Material provided:
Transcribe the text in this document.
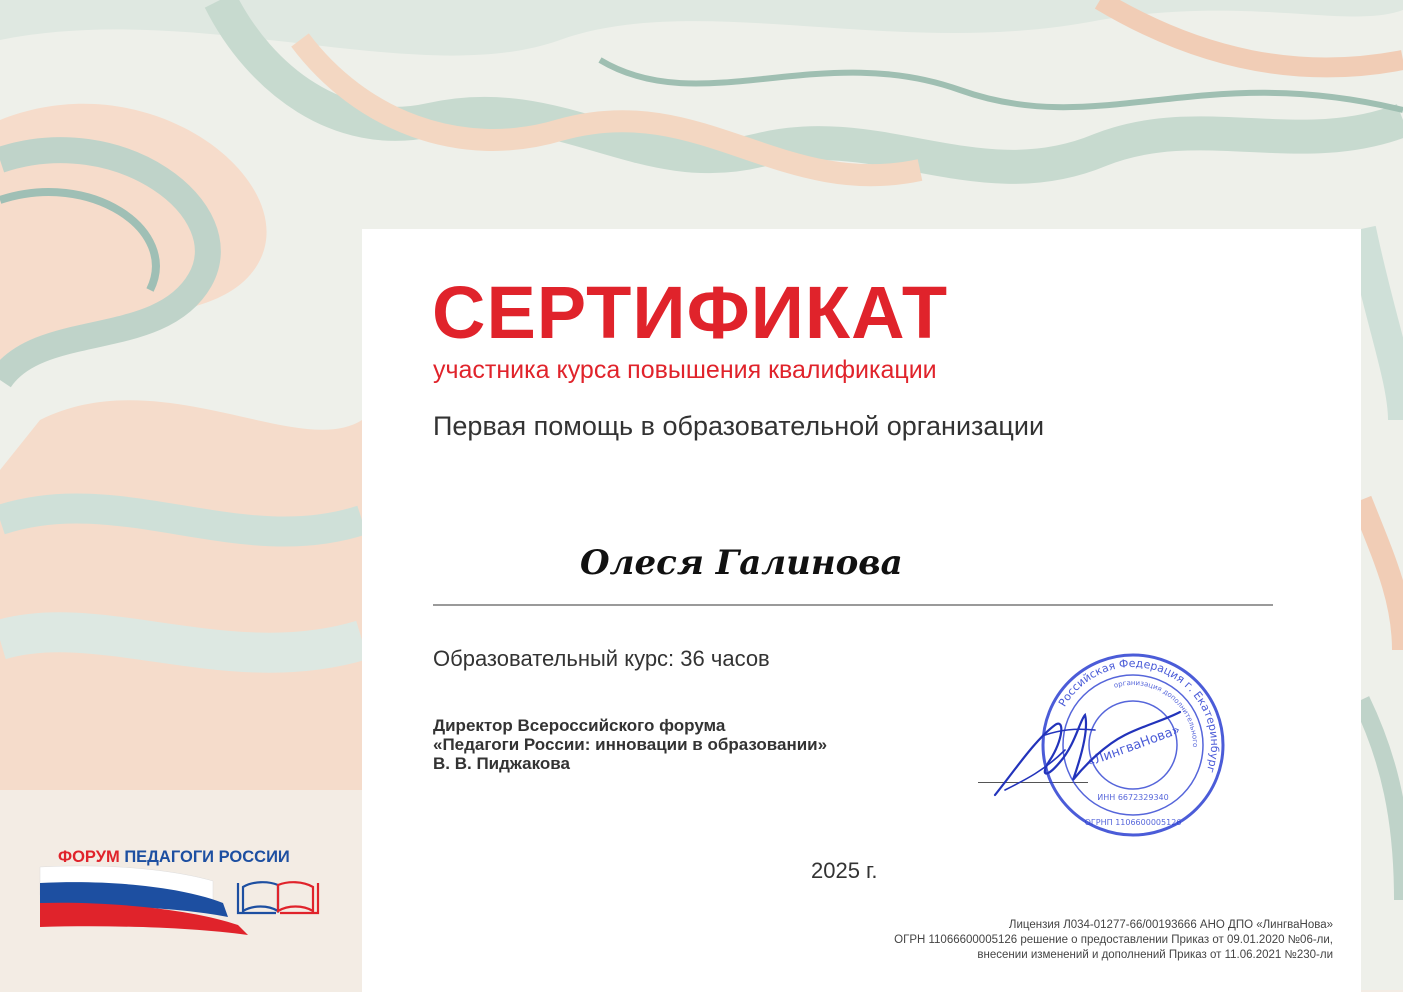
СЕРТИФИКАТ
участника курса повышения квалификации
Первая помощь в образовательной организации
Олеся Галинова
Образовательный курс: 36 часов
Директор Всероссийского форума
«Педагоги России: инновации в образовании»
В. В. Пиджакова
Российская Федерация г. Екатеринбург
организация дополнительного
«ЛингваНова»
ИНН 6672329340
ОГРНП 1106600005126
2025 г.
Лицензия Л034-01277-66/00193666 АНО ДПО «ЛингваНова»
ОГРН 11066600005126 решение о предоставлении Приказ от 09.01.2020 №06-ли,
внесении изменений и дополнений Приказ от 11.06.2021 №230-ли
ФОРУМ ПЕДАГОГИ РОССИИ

Work to be completed:
Print the records above exactly as they stand, but leave out the pictures.

Answer for this exercise:
Transcribe the text in this document.
СЕРТИФИКАТ
участника курса повышения квалификации
Первая помощь в образовательной организации
Олеся Галинова
Образовательный курс: 36 часов
Директор Всероссийского форума
«Педагоги России: инновации в образовании»
В. В. Пиджакова
Российская Федерация г. Екатеринбург
организация дополнительного
«ЛингваНова»
ИНН 6672329340
ОГРНП 1106600005126
2025 г.
Лицензия Л034-01277-66/00193666 АНО ДПО «ЛингваНова»
ОГРН 11066600005126 решение о предоставлении Приказ от 09.01.2020 №06-ли,
внесении изменений и дополнений Приказ от 11.06.2021 №230-ли
ФОРУМ ПЕДАГОГИ РОССИИ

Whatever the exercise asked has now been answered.